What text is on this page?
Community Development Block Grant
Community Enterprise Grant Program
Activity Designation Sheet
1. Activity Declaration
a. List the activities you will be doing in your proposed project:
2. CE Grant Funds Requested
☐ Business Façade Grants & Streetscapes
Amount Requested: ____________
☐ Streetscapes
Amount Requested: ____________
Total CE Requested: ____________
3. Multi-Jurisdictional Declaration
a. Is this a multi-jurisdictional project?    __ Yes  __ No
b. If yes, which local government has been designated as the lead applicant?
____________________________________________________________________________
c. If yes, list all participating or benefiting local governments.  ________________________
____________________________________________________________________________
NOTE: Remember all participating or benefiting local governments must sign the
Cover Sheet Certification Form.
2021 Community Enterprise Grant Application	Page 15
════════════════
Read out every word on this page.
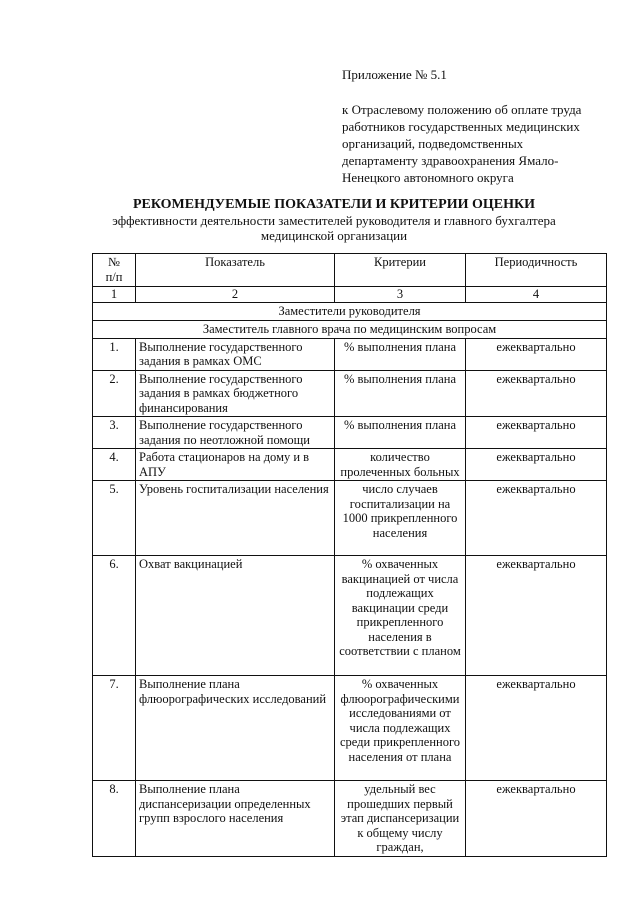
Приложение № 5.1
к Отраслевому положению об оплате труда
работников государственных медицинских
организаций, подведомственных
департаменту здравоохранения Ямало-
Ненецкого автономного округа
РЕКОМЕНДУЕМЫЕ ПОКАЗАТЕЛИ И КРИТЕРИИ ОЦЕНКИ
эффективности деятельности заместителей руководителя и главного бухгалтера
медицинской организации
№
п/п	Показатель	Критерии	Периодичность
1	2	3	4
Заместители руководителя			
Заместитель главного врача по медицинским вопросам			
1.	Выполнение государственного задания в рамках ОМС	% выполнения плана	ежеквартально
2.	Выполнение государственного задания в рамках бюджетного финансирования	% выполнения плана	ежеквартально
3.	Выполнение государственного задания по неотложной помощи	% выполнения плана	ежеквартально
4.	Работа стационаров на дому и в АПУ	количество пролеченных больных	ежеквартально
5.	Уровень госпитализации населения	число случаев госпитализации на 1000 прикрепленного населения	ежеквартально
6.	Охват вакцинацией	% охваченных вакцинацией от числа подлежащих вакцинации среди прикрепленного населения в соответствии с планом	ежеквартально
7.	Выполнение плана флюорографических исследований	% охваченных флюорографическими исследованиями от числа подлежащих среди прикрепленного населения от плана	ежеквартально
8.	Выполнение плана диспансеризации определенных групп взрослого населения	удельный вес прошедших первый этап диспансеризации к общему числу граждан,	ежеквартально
════════════════
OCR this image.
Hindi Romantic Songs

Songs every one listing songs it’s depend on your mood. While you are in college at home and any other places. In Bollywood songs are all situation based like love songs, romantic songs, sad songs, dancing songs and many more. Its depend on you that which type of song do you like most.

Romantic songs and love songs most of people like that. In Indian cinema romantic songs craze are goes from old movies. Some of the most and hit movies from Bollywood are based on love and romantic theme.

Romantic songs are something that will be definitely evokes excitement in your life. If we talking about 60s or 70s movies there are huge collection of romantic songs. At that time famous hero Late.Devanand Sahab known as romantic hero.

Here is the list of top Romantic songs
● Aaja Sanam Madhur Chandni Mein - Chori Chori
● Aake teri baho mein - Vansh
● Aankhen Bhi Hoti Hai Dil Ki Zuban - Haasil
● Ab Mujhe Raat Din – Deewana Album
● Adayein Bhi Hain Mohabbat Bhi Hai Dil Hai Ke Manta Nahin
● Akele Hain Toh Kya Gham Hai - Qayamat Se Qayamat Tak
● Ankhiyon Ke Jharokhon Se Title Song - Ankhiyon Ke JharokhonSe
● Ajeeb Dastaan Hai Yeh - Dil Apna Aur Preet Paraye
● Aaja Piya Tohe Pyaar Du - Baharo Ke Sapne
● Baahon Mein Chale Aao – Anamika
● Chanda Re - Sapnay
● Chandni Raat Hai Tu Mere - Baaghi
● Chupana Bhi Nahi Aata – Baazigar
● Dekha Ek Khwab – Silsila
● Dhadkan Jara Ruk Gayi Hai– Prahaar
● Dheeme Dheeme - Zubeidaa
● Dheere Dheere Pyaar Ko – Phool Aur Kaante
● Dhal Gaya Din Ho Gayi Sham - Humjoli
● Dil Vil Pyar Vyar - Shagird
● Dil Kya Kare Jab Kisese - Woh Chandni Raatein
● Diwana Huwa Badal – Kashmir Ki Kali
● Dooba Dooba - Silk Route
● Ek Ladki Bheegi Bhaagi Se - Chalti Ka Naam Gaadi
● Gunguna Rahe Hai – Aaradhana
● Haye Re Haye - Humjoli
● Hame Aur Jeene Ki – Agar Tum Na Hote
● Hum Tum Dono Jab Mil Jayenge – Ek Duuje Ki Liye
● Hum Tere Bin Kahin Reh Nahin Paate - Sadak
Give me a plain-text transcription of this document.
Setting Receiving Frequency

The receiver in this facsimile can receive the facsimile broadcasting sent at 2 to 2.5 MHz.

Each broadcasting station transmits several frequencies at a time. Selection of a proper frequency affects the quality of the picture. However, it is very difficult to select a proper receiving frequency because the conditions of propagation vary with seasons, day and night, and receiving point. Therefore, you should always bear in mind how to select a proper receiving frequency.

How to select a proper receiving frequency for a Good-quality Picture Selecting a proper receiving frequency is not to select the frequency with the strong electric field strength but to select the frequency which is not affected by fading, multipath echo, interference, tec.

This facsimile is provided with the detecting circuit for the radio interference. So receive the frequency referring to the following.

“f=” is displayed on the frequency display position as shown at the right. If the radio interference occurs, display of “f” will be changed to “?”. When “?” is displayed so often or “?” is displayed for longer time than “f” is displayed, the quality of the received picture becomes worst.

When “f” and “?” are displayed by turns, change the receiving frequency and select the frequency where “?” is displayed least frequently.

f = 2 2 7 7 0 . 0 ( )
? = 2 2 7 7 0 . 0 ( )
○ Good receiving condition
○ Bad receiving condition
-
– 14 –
════════════════
### STATED EXERCISE
Locate the word "Hain" in the data above. Copy every line carrying it.

### SOLUTION TO THIS TASK
● Adayein Bhi Hain Mohabbat Bhi Hai Dil Hai Ke Manta Nahin
● Akele Hain Toh Kya Gham Hai - Qayamat Se Qayamat Tak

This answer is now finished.